• **Text extract**
☆ ☆ ☆ ☆

Year-to-Date 2009 Performance
Consolidated Results
     Consolidated net revenues decreased by $65.2 million, or 4.8%, to $1,290.7 million for the nine months ended September 30, 2009 from $1,355.9 million for the nine months ended September 30, 2008. The decrease was primarily due to a decrease in net revenues for the Harland Clarke segment of $57.4 million, partially offset by an increase in net revenues of $14.6 million due to the acquisition of Data Management I LLC by the Scantron segment on February 22, 2008.
     Non-GAAP adjusted net income was $70.3 million for the nine months ended September 30, 2009, excluding the impact of gain on early extinguishment of debt. Net income increased by $71.3 million, or 191.2%, to $108.6 million for the nine months ended September 30, 2009 from $37.3 million for the nine months ended September 30, 2008. Net income for the nine months ended September 30, 2009 includes a $62.0 million ($38.3 million after tax) gain on early extinguishment of debt related to the purchase of $116.2 million principal amount of the Company’s Senior Notes for aggregate consideration of $50.6 million. The increase in net income also reflects a decrease in interest expense of $33.4 million ($20.4 million after tax), primarily due to lower interest rates on variable rate debt, and an increase in operating income of $14.1 million ($8.6 million after tax), primarily due to reductions in selling, general and administrative expenses, partially offset by an increase in restructuring costs of $22.3 million ($13.6 million after tax).

☆ ☆ ☆ ☆

• **Direction 1**
According to the year-to-date 2009 performance text, what was net income for the nine months ended September 30, 2009?
• **Direction 2**
Reproduce the year-to-date 2009 performance text word for word, from "Year-to-Date 2009 Performance" up to and including "on February 22, 2008.".

• **Provided material**
☆ ☆ ☆ ☆

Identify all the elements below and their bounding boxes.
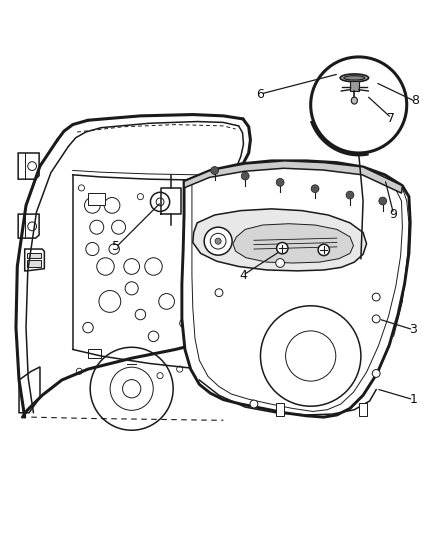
Bar (188, 344, 201, 354)
Bar (27, 253, 41, 258)
Polygon shape (193, 209, 367, 271)
Circle shape (250, 400, 258, 408)
Ellipse shape (351, 97, 357, 104)
Circle shape (261, 306, 361, 406)
Circle shape (346, 191, 354, 199)
Circle shape (97, 258, 114, 275)
Circle shape (28, 161, 36, 171)
Text: 9: 9 (390, 208, 398, 221)
Circle shape (286, 331, 336, 381)
Circle shape (372, 369, 380, 377)
Circle shape (150, 192, 170, 212)
Circle shape (182, 282, 194, 294)
Circle shape (220, 224, 226, 230)
Circle shape (372, 315, 380, 323)
Circle shape (85, 198, 100, 213)
Circle shape (204, 227, 232, 255)
Circle shape (148, 331, 159, 342)
Circle shape (318, 244, 329, 256)
Polygon shape (182, 161, 410, 417)
Circle shape (156, 198, 164, 206)
Circle shape (157, 373, 163, 379)
Circle shape (125, 282, 138, 295)
Circle shape (180, 319, 188, 328)
Circle shape (276, 179, 284, 186)
Circle shape (104, 198, 120, 213)
Text: 8: 8 (411, 94, 420, 107)
Ellipse shape (340, 74, 368, 82)
Polygon shape (25, 249, 44, 271)
Circle shape (123, 379, 141, 398)
Circle shape (241, 172, 249, 180)
Circle shape (202, 298, 208, 304)
Polygon shape (18, 214, 39, 238)
Circle shape (215, 289, 223, 297)
Circle shape (78, 185, 85, 191)
Circle shape (177, 366, 183, 372)
Polygon shape (192, 165, 403, 411)
Circle shape (277, 243, 288, 254)
Circle shape (216, 207, 222, 213)
Bar (88, 349, 101, 358)
Text: 6: 6 (257, 87, 265, 101)
Circle shape (99, 290, 121, 312)
Circle shape (159, 294, 174, 309)
Circle shape (28, 222, 36, 231)
Circle shape (198, 362, 204, 368)
Text: 1: 1 (410, 393, 417, 406)
Text: 3: 3 (410, 324, 417, 336)
Polygon shape (18, 153, 39, 179)
Circle shape (218, 241, 224, 248)
Text: 7: 7 (388, 111, 396, 125)
Bar (359, 403, 367, 416)
Circle shape (135, 309, 146, 320)
Polygon shape (233, 224, 353, 263)
Circle shape (90, 348, 173, 430)
Circle shape (76, 368, 82, 374)
Circle shape (311, 185, 319, 192)
Circle shape (124, 259, 140, 274)
Circle shape (211, 166, 219, 174)
Circle shape (276, 259, 285, 268)
Circle shape (311, 57, 407, 153)
Circle shape (212, 281, 218, 287)
Bar (276, 403, 285, 416)
Text: 5: 5 (113, 240, 120, 253)
Polygon shape (350, 81, 359, 91)
Circle shape (216, 263, 222, 270)
Circle shape (210, 233, 226, 249)
Circle shape (110, 367, 153, 410)
Bar (88, 193, 106, 205)
Bar (27, 261, 41, 268)
Circle shape (138, 193, 144, 200)
Circle shape (90, 220, 104, 234)
Circle shape (197, 341, 206, 350)
Circle shape (372, 293, 380, 301)
Circle shape (215, 238, 221, 244)
Polygon shape (19, 367, 40, 413)
Ellipse shape (344, 76, 365, 80)
Circle shape (145, 258, 162, 275)
Circle shape (112, 220, 126, 234)
Circle shape (379, 197, 387, 205)
Circle shape (109, 244, 120, 254)
Circle shape (83, 322, 93, 333)
Text: 4: 4 (239, 269, 247, 282)
Circle shape (194, 193, 200, 200)
Circle shape (86, 243, 99, 256)
Polygon shape (184, 161, 403, 193)
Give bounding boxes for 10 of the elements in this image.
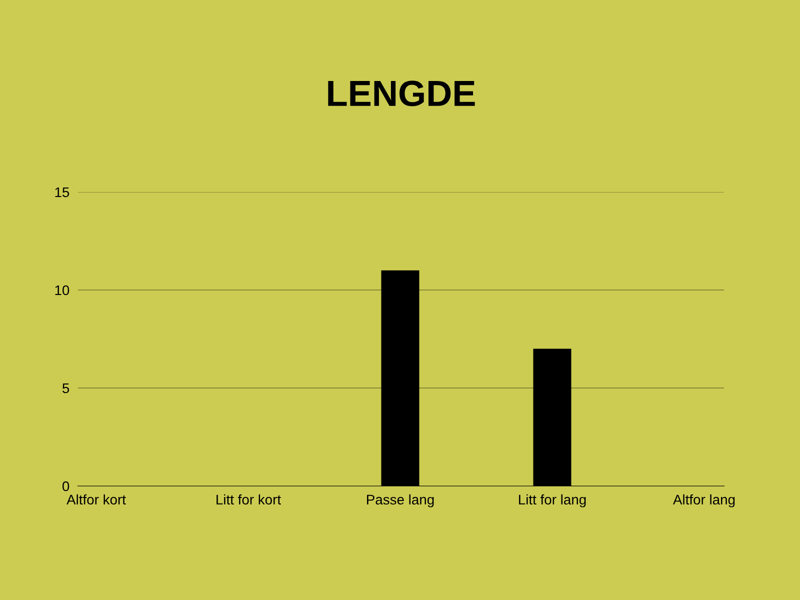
y-tick-label: 5 (62, 383, 70, 394)
x-tick-label: Passe lang (367, 494, 434, 508)
x-tick-label: Altfor lang (673, 494, 735, 508)
y-tick-label: 15 (55, 187, 70, 198)
x-tick-label: Litt for lang (519, 494, 586, 508)
y-tick-label: 10 (55, 285, 70, 296)
x-tick-label: Litt for kort (216, 494, 281, 505)
x-tick-label: Altfor kort (66, 494, 126, 505)
chart-title: LENGDE (328, 80, 475, 106)
y-tick-label: 0 (62, 481, 70, 492)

☆ ☆ ☆ ☆

• **Expected answer 1**
$108.6 million

• **Expected answer 2**
Year-to-Date 2009 Performance
Consolidated Results
     Consolidated net revenues decreased by $65.2 million, or 4.8%, to $1,290.7 million for the nine months ended September 30, 2009 from $1,355.9 million for the nine months ended September 30, 2008. The decrease was primarily due to a decrease in net revenues for the Harland Clarke segment of $57.4 million, partially offset by an increase in net revenues of $14.6 million due to the acquisition of Data Management I LLC by the Scantron segment on February 22, 2008.